#### Stated exercise
Report how many lines hold the word "annotation"; give nothing but the number.
++++ Input rows ++++
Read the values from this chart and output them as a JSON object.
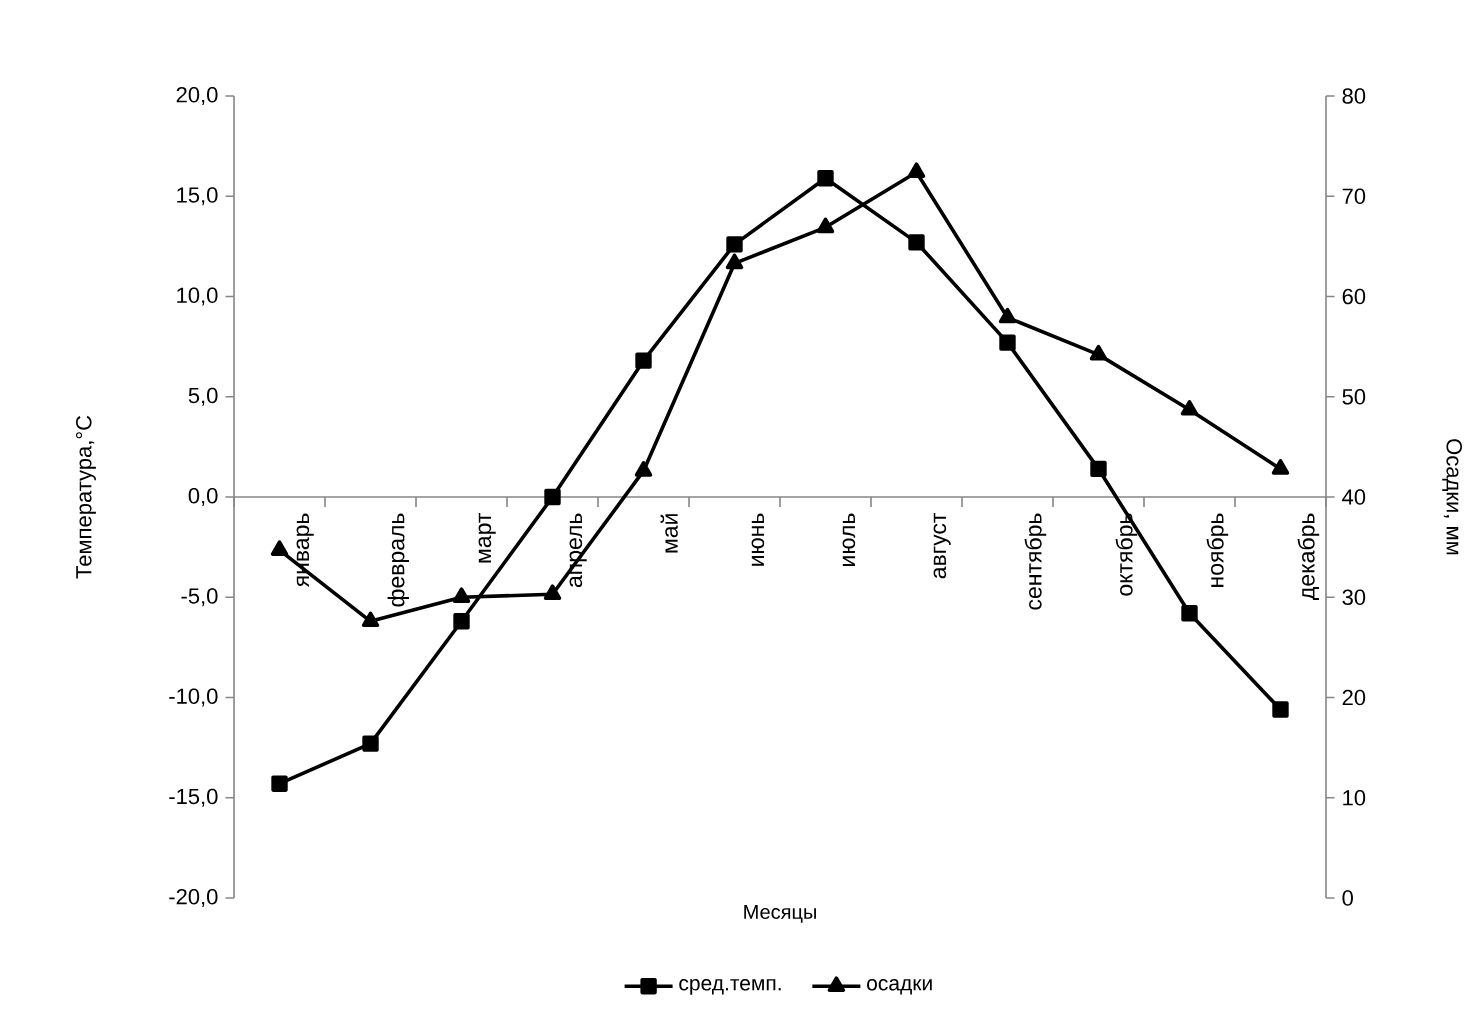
{
  "chart_data": {
    "type": "line",
    "xlabel": "Месяцы",
    "ylabel": "Температура,°C",
    "y2label": "Осадки, мм",
    "categories": [
      "январь",
      "февраль",
      "март",
      "апрель",
      "май",
      "июнь",
      "июль",
      "август",
      "сентябрь",
      "октябрь",
      "ноябрь",
      "декабрь"
    ],
    "series": [
      {
        "name": "сред.темп.",
        "color": "#000000",
        "marker": "square",
        "values": [
          -14.3,
          -12.3,
          -6.2,
          0.0,
          6.8,
          12.6,
          15.9,
          12.7,
          7.7,
          1.4,
          -5.8,
          -10.6
        ]
      },
      {
        "name": "осадки",
        "color": "#000000",
        "marker": "triangle",
        "axis": "y2",
        "values": [
          34.7,
          27.6,
          30.0,
          30.3,
          42.6,
          63.3,
          66.9,
          72.4,
          57.9,
          54.2,
          48.7,
          42.8
        ]
      }
    ],
    "ylim": [
      -20,
      20
    ],
    "yticks": [
      {
        "value": -20,
        "label": "-20,0"
      },
      {
        "value": -15,
        "label": "-15,0"
      },
      {
        "value": -10,
        "label": "-10,0"
      },
      {
        "value": -5,
        "label": "-5,0"
      },
      {
        "value": 0,
        "label": "0,0"
      },
      {
        "value": 5,
        "label": "5,0"
      },
      {
        "value": 10,
        "label": "10,0"
      },
      {
        "value": 15,
        "label": "15,0"
      },
      {
        "value": 20,
        "label": "20,0"
      }
    ],
    "y2lim": [
      0,
      80
    ],
    "y2ticks": [
      0,
      10,
      20,
      30,
      40,
      50,
      60,
      70,
      80
    ],
    "legend": "bottom"
  }
}
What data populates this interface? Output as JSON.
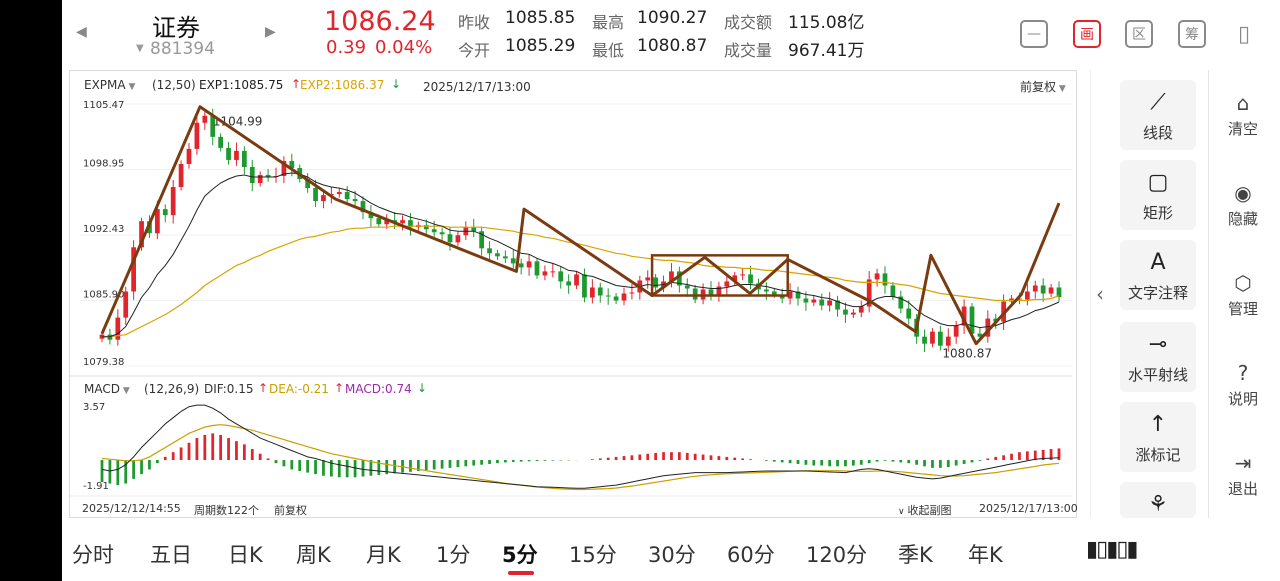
{
  "header": {
    "name": "证券",
    "code": "881394",
    "price": "1086.24",
    "change": "0.39",
    "change_pct": "0.04%",
    "stats": [
      {
        "label": "昨收",
        "value": "1085.85",
        "tone": "flat"
      },
      {
        "label": "最高",
        "value": "1090.27",
        "tone": "up"
      },
      {
        "label": "成交额",
        "value": "115.08亿",
        "tone": "flat"
      },
      {
        "label": "今开",
        "value": "1085.29",
        "tone": "dn"
      },
      {
        "label": "最低",
        "value": "1080.87",
        "tone": "dn"
      },
      {
        "label": "成交量",
        "value": "967.41万",
        "tone": "flat"
      }
    ],
    "toolbar": [
      "minus-box-icon",
      "draw-icon",
      "zone-icon",
      "chip-icon",
      "phone-rotate-icon"
    ],
    "toolbar_glyphs": [
      "—",
      "画",
      "区",
      "筹",
      "▯"
    ]
  },
  "indicator": {
    "name": "EXPMA",
    "params": "(12,50)",
    "exp1": "EXP1:1085.75",
    "exp2": "EXP2:1086.37",
    "time": "2025/12/17/13:00",
    "adjust": "前复权"
  },
  "macd_header": {
    "name": "MACD",
    "params": "(12,26,9)",
    "dif": "DIF:0.15",
    "dea": "DEA:-0.21",
    "macd": "MACD:0.74"
  },
  "footer": {
    "start": "2025/12/12/14:55",
    "periods": "周期数122个",
    "adjust": "前复权",
    "collapse": "收起副图",
    "end": "2025/12/17/13:00"
  },
  "tools": [
    {
      "label": "线段",
      "icon": "segment-icon"
    },
    {
      "label": "矩形",
      "icon": "rectangle-icon"
    },
    {
      "label": "文字注释",
      "icon": "text-annotation-icon"
    },
    {
      "label": "水平射线",
      "icon": "horizontal-ray-icon"
    },
    {
      "label": "涨标记",
      "icon": "rise-mark-icon"
    },
    {
      "label": "",
      "icon": "pattern-icon"
    }
  ],
  "side": [
    {
      "label": "清空",
      "icon": "clear-icon"
    },
    {
      "label": "隐藏",
      "icon": "eye-icon"
    },
    {
      "label": "管理",
      "icon": "manage-icon"
    },
    {
      "label": "说明",
      "icon": "help-icon"
    },
    {
      "label": "退出",
      "icon": "exit-icon"
    }
  ],
  "timeframes": [
    "分时",
    "五日",
    "日K",
    "周K",
    "月K",
    "1分",
    "5分",
    "15分",
    "30分",
    "60分",
    "120分",
    "季K",
    "年K"
  ],
  "active_timeframe": "5分",
  "colors": {
    "up": "#e0252d",
    "down": "#1d9a2f",
    "exp1": "#222222",
    "exp2": "#d9a400",
    "macd_dea": "#c9a000",
    "annotation": "#7a3b10"
  },
  "chart_data": [
    {
      "type": "candlestick",
      "title": "EXPMA",
      "ylim": [
        1079.38,
        1105.47
      ],
      "y_ticks": [
        "1105.47",
        "1098.95",
        "1092.43",
        "1085.90",
        "1079.38"
      ],
      "y_tick_values": [
        1105.47,
        1098.95,
        1092.43,
        1085.9,
        1079.38
      ],
      "x_start": "2025/12/12/14:55",
      "x_end": "2025/12/17/13:00",
      "periods": 122,
      "max_label": "1104.99",
      "min_label": "1080.87",
      "closes": [
        1082.5,
        1082.0,
        1084.2,
        1086.8,
        1091.2,
        1093.8,
        1092.6,
        1095.0,
        1094.4,
        1097.2,
        1099.5,
        1101.0,
        1103.6,
        1104.3,
        1102.2,
        1101.1,
        1099.9,
        1100.8,
        1099.2,
        1097.6,
        1098.4,
        1098.2,
        1098.3,
        1099.8,
        1099.1,
        1098.0,
        1097.1,
        1095.8,
        1096.4,
        1096.5,
        1096.7,
        1096.0,
        1095.8,
        1094.7,
        1094.1,
        1093.5,
        1093.9,
        1093.6,
        1093.9,
        1093.2,
        1093.4,
        1093.0,
        1092.7,
        1092.5,
        1091.7,
        1092.4,
        1093.2,
        1092.8,
        1091.1,
        1090.6,
        1090.3,
        1090.1,
        1089.6,
        1089.2,
        1089.8,
        1088.4,
        1088.8,
        1088.8,
        1087.8,
        1087.4,
        1088.5,
        1086.2,
        1087.2,
        1086.4,
        1086.3,
        1085.9,
        1086.6,
        1086.7,
        1087.9,
        1088.2,
        1087.2,
        1087.8,
        1088.8,
        1087.4,
        1087.1,
        1086.0,
        1087.0,
        1086.5,
        1087.3,
        1087.8,
        1088.4,
        1088.5,
        1087.6,
        1087.0,
        1086.8,
        1086.5,
        1086.1,
        1086.8,
        1086.1,
        1085.7,
        1086.0,
        1085.4,
        1085.9,
        1085.0,
        1084.5,
        1084.7,
        1085.3,
        1088.0,
        1088.6,
        1087.4,
        1086.3,
        1085.1,
        1084.1,
        1082.3,
        1081.6,
        1082.8,
        1081.4,
        1082.3,
        1083.4,
        1085.3,
        1082.6,
        1082.3,
        1084.1,
        1083.8,
        1085.8,
        1086.1,
        1086.0,
        1086.8,
        1087.4,
        1086.6,
        1087.2,
        1086.24
      ],
      "exp1": [
        1082.3,
        1082.3,
        1082.6,
        1083.3,
        1084.7,
        1086.2,
        1087.2,
        1088.5,
        1089.4,
        1090.5,
        1091.9,
        1093.3,
        1094.9,
        1096.3,
        1097.0,
        1097.6,
        1098.0,
        1098.3,
        1098.4,
        1098.2,
        1098.2,
        1098.2,
        1098.2,
        1098.5,
        1098.6,
        1098.5,
        1098.2,
        1097.7,
        1097.4,
        1097.2,
        1097.1,
        1096.9,
        1096.6,
        1096.1,
        1095.6,
        1095.2,
        1094.9,
        1094.6,
        1094.5,
        1094.2,
        1094.0,
        1093.8,
        1093.5,
        1093.3,
        1092.9,
        1092.8,
        1092.8,
        1092.8,
        1092.5,
        1092.1,
        1091.8,
        1091.4,
        1091.0,
        1090.6,
        1090.5,
        1090.1,
        1089.8,
        1089.6,
        1089.3,
        1088.9,
        1088.8,
        1088.4,
        1088.3,
        1088.0,
        1087.7,
        1087.4,
        1087.3,
        1087.2,
        1087.3,
        1087.5,
        1087.4,
        1087.5,
        1087.7,
        1087.6,
        1087.5,
        1087.3,
        1087.2,
        1087.1,
        1087.1,
        1087.2,
        1087.4,
        1087.5,
        1087.5,
        1087.4,
        1087.3,
        1087.1,
        1086.9,
        1086.9,
        1086.7,
        1086.5,
        1086.4,
        1086.2,
        1086.1,
        1085.8,
        1085.5,
        1085.3,
        1085.3,
        1085.7,
        1086.1,
        1086.3,
        1086.3,
        1086.1,
        1085.7,
        1085.0,
        1084.4,
        1084.0,
        1083.6,
        1083.4,
        1083.4,
        1083.6,
        1083.4,
        1083.2,
        1083.3,
        1083.4,
        1083.7,
        1084.0,
        1084.2,
        1084.5,
        1084.9,
        1085.1,
        1085.4,
        1085.75
      ],
      "exp2": [
        1082.3,
        1082.3,
        1082.4,
        1082.5,
        1082.9,
        1083.3,
        1083.7,
        1084.1,
        1084.5,
        1085.0,
        1085.5,
        1086.1,
        1086.7,
        1087.4,
        1087.9,
        1088.4,
        1088.9,
        1089.4,
        1089.7,
        1090.1,
        1090.4,
        1090.8,
        1091.1,
        1091.4,
        1091.7,
        1092.0,
        1092.2,
        1092.3,
        1092.5,
        1092.7,
        1092.8,
        1093.0,
        1093.1,
        1093.1,
        1093.2,
        1093.2,
        1093.2,
        1093.3,
        1093.3,
        1093.3,
        1093.3,
        1093.3,
        1093.3,
        1093.3,
        1093.2,
        1093.2,
        1093.2,
        1093.2,
        1093.2,
        1093.1,
        1093.0,
        1092.9,
        1092.8,
        1092.6,
        1092.5,
        1092.4,
        1092.2,
        1092.1,
        1091.9,
        1091.7,
        1091.6,
        1091.4,
        1091.2,
        1091.0,
        1090.8,
        1090.6,
        1090.5,
        1090.3,
        1090.2,
        1090.1,
        1090.0,
        1089.9,
        1089.9,
        1089.8,
        1089.7,
        1089.6,
        1089.4,
        1089.3,
        1089.3,
        1089.2,
        1089.2,
        1089.1,
        1089.1,
        1089.0,
        1088.9,
        1088.9,
        1088.8,
        1088.7,
        1088.6,
        1088.5,
        1088.4,
        1088.3,
        1088.2,
        1088.1,
        1087.9,
        1087.8,
        1087.7,
        1087.7,
        1087.7,
        1087.7,
        1087.6,
        1087.5,
        1087.4,
        1087.2,
        1087.0,
        1086.8,
        1086.6,
        1086.5,
        1086.4,
        1086.3,
        1086.2,
        1086.1,
        1086.0,
        1085.9,
        1085.9,
        1085.9,
        1085.9,
        1085.9,
        1086.0,
        1086.0,
        1086.1,
        1086.37
      ]
    },
    {
      "type": "bar",
      "title": "MACD",
      "ylim": [
        -1.91,
        3.57
      ],
      "y_ticks": [
        "3.57",
        "-1.91"
      ],
      "y_tick_values": [
        3.57,
        -1.91
      ],
      "macd": [
        -1.4,
        -1.5,
        -1.6,
        -1.5,
        -1.2,
        -0.9,
        -0.6,
        -0.2,
        0.2,
        0.5,
        0.8,
        1.1,
        1.4,
        1.6,
        1.7,
        1.6,
        1.4,
        1.2,
        1.0,
        0.7,
        0.4,
        0.1,
        -0.2,
        -0.4,
        -0.6,
        -0.7,
        -0.8,
        -0.9,
        -1.0,
        -1.05,
        -1.1,
        -1.1,
        -1.1,
        -1.05,
        -1.0,
        -0.95,
        -0.9,
        -0.85,
        -0.8,
        -0.75,
        -0.7,
        -0.65,
        -0.6,
        -0.55,
        -0.5,
        -0.45,
        -0.4,
        -0.35,
        -0.3,
        -0.25,
        -0.2,
        -0.15,
        -0.12,
        -0.1,
        -0.08,
        -0.06,
        -0.05,
        -0.04,
        -0.03,
        -0.02,
        -0.01,
        0.0,
        0.05,
        0.1,
        0.15,
        0.2,
        0.25,
        0.3,
        0.35,
        0.4,
        0.45,
        0.5,
        0.5,
        0.5,
        0.45,
        0.4,
        0.35,
        0.3,
        0.25,
        0.2,
        0.15,
        0.1,
        0.05,
        0.0,
        -0.05,
        -0.1,
        -0.15,
        -0.2,
        -0.25,
        -0.3,
        -0.35,
        -0.35,
        -0.4,
        -0.4,
        -0.4,
        -0.35,
        -0.3,
        -0.2,
        -0.1,
        -0.05,
        -0.1,
        -0.15,
        -0.2,
        -0.3,
        -0.4,
        -0.5,
        -0.5,
        -0.45,
        -0.35,
        -0.25,
        -0.15,
        -0.05,
        0.1,
        0.2,
        0.3,
        0.4,
        0.5,
        0.55,
        0.6,
        0.65,
        0.7,
        0.74
      ],
      "dif": [
        -0.6,
        -0.7,
        -0.6,
        -0.3,
        0.2,
        0.8,
        1.3,
        1.8,
        2.3,
        2.7,
        3.1,
        3.4,
        3.5,
        3.5,
        3.3,
        3.0,
        2.6,
        2.3,
        2.0,
        1.7,
        1.4,
        1.2,
        1.0,
        0.8,
        0.6,
        0.4,
        0.2,
        0.1,
        -0.05,
        -0.2,
        -0.3,
        -0.4,
        -0.5,
        -0.6,
        -0.65,
        -0.7,
        -0.75,
        -0.8,
        -0.85,
        -0.9,
        -0.95,
        -1.0,
        -1.05,
        -1.1,
        -1.15,
        -1.2,
        -1.25,
        -1.3,
        -1.35,
        -1.4,
        -1.45,
        -1.5,
        -1.55,
        -1.6,
        -1.65,
        -1.7,
        -1.72,
        -1.74,
        -1.76,
        -1.78,
        -1.8,
        -1.8,
        -1.75,
        -1.7,
        -1.65,
        -1.6,
        -1.5,
        -1.4,
        -1.3,
        -1.2,
        -1.1,
        -1.0,
        -0.95,
        -0.9,
        -0.85,
        -0.8,
        -0.8,
        -0.8,
        -0.8,
        -0.8,
        -0.78,
        -0.76,
        -0.74,
        -0.72,
        -0.7,
        -0.7,
        -0.7,
        -0.7,
        -0.7,
        -0.7,
        -0.72,
        -0.74,
        -0.76,
        -0.78,
        -0.8,
        -0.7,
        -0.6,
        -0.55,
        -0.6,
        -0.7,
        -0.8,
        -0.9,
        -1.0,
        -1.1,
        -1.15,
        -1.2,
        -1.15,
        -1.05,
        -0.95,
        -0.85,
        -0.75,
        -0.65,
        -0.55,
        -0.45,
        -0.35,
        -0.25,
        -0.15,
        -0.05,
        0.05,
        0.1,
        0.12,
        0.15
      ],
      "dea": [
        0.1,
        0.05,
        0.0,
        -0.05,
        -0.05,
        0.0,
        0.2,
        0.5,
        0.8,
        1.1,
        1.4,
        1.7,
        1.9,
        2.1,
        2.2,
        2.25,
        2.2,
        2.1,
        2.0,
        1.9,
        1.75,
        1.6,
        1.45,
        1.3,
        1.15,
        1.0,
        0.85,
        0.7,
        0.55,
        0.4,
        0.3,
        0.2,
        0.1,
        0.0,
        -0.1,
        -0.2,
        -0.28,
        -0.36,
        -0.44,
        -0.52,
        -0.6,
        -0.68,
        -0.76,
        -0.84,
        -0.92,
        -1.0,
        -1.08,
        -1.16,
        -1.24,
        -1.32,
        -1.4,
        -1.48,
        -1.54,
        -1.6,
        -1.66,
        -1.72,
        -1.76,
        -1.8,
        -1.84,
        -1.86,
        -1.88,
        -1.88,
        -1.86,
        -1.84,
        -1.82,
        -1.78,
        -1.72,
        -1.66,
        -1.58,
        -1.5,
        -1.42,
        -1.34,
        -1.26,
        -1.18,
        -1.1,
        -1.04,
        -0.98,
        -0.94,
        -0.9,
        -0.88,
        -0.86,
        -0.84,
        -0.82,
        -0.8,
        -0.78,
        -0.76,
        -0.74,
        -0.72,
        -0.7,
        -0.68,
        -0.68,
        -0.68,
        -0.68,
        -0.68,
        -0.7,
        -0.72,
        -0.72,
        -0.72,
        -0.7,
        -0.7,
        -0.72,
        -0.75,
        -0.8,
        -0.85,
        -0.9,
        -0.95,
        -1.0,
        -1.02,
        -1.02,
        -1.0,
        -0.95,
        -0.9,
        -0.85,
        -0.8,
        -0.72,
        -0.64,
        -0.56,
        -0.48,
        -0.4,
        -0.32,
        -0.26,
        -0.21
      ]
    }
  ]
}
++++
#### Correct result
2